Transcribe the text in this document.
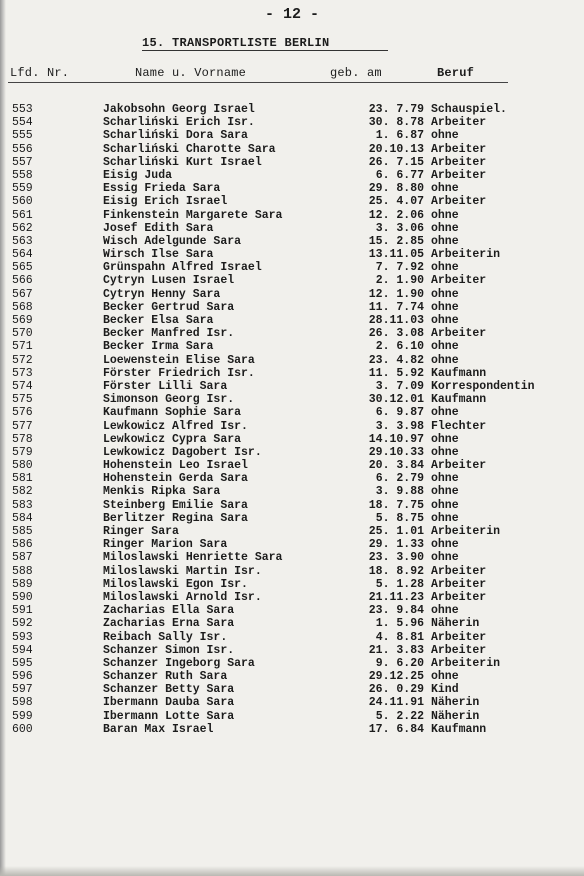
- 12 -
15. TRANSPORTLISTE BERLIN
Lfd. Nr.	Name u. Vorname	geb. am	Beruf
553	Jakobsohn Georg Israel	23. 7.79 Schauspiel.
554	Scharliński Erich Isr.	30. 8.78 Arbeiter
555	Scharliński Dora Sara	1. 6.87 ohne
556	Scharliński Charotte Sara	20.10.13 Arbeiter
557	Scharliński Kurt Israel	26. 7.15 Arbeiter
558	Eisig Juda	6. 6.77 Arbeiter
559	Essig Frieda Sara	29. 8.80 ohne
560	Eisig Erich Israel	25. 4.07 Arbeiter
561	Finkenstein Margarete Sara	12. 2.06 ohne
562	Josef Edith Sara	3. 3.06 ohne
563	Wisch Adelgunde Sara	15. 2.85 ohne
564	Wirsch Ilse Sara	13.11.05 Arbeiterin
565	Grünspahn Alfred Israel	7. 7.92 ohne
566	Cytryn Lusen Israel	2. 1.90 Arbeiter
567	Cytryn Henny Sara	12. 1.90 ohne
568	Becker Gertrud Sara	11. 7.74 ohne
569	Becker Elsa Sara	28.11.03 ohne
570	Becker Manfred Isr.	26. 3.08 Arbeiter
571	Becker Irma Sara	2. 6.10 ohne
572	Loewenstein Elise Sara	23. 4.82 ohne
573	Förster Friedrich Isr.	11. 5.92 Kaufmann
574	Förster Lilli Sara	3. 7.09 Korrespondentin
575	Simonson Georg Isr.	30.12.01 Kaufmann
576	Kaufmann Sophie Sara	6. 9.87 ohne
577	Lewkowicz Alfred Isr.	3. 3.98 Flechter
578	Lewkowicz Cypra Sara	14.10.97 ohne
579	Lewkowicz Dagobert Isr.	29.10.33 ohne
580	Hohenstein Leo Israel	20. 3.84 Arbeiter
581	Hohenstein Gerda Sara	6. 2.79 ohne
582	Menkis Ripka Sara	3. 9.88 ohne
583	Steinberg Emilie Sara	18. 7.75 ohne
584	Berlitzer Regina Sara	5. 8.75 ohne
585	Ringer Sara	25. 1.01 Arbeiterin
586	Ringer Marion Sara	29. 1.33 ohne
587	Miloslawski Henriette Sara	23. 3.90 ohne
588	Miloslawski Martin Isr.	18. 8.92 Arbeiter
589	Miloslawski Egon Isr.	5. 1.28 Arbeiter
590	Miloslawski Arnold Isr.	21.11.23 Arbeiter
591	Zacharias Ella Sara	23. 9.84 ohne
592	Zacharias Erna Sara	1. 5.96 Näherin
593	Reibach Sally Isr.	4. 8.81 Arbeiter
594	Schanzer Simon Isr.	21. 3.83 Arbeiter
595	Schanzer Ingeborg Sara	9. 6.20 Arbeiterin
596	Schanzer Ruth Sara	29.12.25 ohne
597	Schanzer Betty Sara	26. 0.29 Kind
598	Ibermann Dauba Sara	24.11.91 Näherin
599	Ibermann Lotte Sara	5. 2.22 Näherin
600	Baran Max Israel	17. 6.84 Kaufmann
___
In the entries above, identify every line with the string "Ibermann".

SOLUTION -
598	Ibermann Dauba Sara	24.11.91 Näherin
599	Ibermann Lotte Sara	5. 2.22 Näherin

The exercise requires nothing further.